| Exercise prompt |
Filter the listing and keep only the lines with the word "into".

| Data supplied |
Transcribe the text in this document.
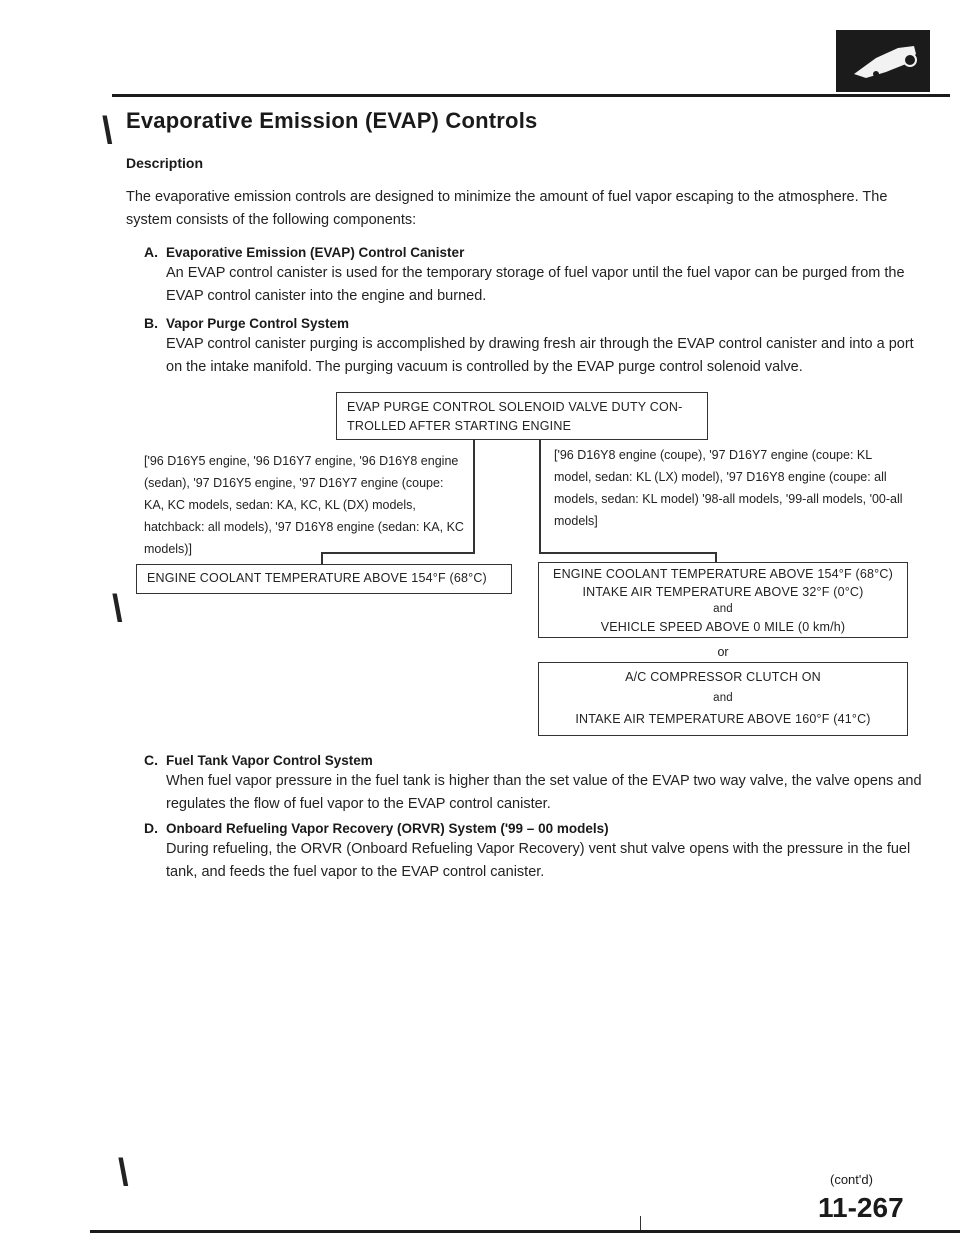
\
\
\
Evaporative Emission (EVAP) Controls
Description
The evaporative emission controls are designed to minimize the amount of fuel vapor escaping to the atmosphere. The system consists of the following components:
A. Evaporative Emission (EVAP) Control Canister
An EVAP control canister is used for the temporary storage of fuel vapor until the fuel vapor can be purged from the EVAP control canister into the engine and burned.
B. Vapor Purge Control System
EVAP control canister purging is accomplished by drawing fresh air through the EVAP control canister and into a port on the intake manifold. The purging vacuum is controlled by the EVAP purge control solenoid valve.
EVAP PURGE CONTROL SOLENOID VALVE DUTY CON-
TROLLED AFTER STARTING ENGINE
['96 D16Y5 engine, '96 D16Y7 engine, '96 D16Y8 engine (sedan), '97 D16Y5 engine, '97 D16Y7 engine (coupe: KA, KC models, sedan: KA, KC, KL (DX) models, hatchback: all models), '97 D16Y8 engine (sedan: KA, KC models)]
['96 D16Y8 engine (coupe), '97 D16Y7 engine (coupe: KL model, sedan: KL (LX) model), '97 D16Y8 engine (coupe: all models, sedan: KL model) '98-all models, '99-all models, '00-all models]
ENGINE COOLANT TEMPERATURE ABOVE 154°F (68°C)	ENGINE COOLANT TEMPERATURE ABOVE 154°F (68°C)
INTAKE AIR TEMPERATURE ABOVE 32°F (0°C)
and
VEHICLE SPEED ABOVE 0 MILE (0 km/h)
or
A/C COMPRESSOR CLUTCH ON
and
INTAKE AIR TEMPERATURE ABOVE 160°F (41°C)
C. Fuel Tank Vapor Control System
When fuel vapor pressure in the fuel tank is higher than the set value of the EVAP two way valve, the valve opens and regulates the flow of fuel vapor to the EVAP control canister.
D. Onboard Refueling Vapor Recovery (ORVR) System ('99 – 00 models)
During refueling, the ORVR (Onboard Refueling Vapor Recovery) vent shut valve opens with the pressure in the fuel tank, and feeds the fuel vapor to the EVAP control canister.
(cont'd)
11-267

==

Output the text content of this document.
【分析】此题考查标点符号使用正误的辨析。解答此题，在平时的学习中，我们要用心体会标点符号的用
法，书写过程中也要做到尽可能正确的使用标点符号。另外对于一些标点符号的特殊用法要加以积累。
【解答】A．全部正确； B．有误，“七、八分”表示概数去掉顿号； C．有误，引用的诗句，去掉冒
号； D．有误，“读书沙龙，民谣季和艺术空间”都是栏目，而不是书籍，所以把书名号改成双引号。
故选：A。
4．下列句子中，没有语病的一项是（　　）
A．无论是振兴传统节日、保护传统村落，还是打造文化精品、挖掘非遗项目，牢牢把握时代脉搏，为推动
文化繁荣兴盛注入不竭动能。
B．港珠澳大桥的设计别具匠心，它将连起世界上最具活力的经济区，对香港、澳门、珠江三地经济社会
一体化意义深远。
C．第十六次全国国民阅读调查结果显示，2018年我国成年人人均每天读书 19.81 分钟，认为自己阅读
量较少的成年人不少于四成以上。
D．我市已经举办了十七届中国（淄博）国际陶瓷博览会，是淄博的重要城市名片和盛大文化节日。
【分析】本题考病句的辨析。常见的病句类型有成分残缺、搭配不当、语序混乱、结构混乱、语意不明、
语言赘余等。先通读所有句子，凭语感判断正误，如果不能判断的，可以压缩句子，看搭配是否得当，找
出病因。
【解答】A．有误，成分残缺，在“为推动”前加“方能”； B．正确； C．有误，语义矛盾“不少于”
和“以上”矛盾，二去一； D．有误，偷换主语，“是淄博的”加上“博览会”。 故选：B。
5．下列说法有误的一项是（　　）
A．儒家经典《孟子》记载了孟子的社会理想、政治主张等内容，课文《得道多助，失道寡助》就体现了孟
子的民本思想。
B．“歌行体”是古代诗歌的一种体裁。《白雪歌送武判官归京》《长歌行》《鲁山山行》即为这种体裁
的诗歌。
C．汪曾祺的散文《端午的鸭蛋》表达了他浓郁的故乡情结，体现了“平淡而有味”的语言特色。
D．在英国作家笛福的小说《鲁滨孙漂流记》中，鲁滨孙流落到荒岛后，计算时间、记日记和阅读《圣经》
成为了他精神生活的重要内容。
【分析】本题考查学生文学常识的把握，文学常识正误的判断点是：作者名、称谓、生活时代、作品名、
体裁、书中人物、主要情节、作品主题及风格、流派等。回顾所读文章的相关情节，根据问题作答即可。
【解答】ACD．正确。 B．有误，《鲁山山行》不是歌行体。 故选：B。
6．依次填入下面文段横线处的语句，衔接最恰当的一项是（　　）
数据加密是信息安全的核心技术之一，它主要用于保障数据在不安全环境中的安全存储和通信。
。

| Answer for the task |
An EVAP control canister is used for the temporary storage of fuel vapor until the fuel vapor can be purged from the EVAP control canister into the engine and burned.
EVAP control canister purging is accomplished by drawing fresh air through the EVAP control canister and into a port on the intake manifold. The purging vacuum is controlled by the EVAP purge control solenoid valve.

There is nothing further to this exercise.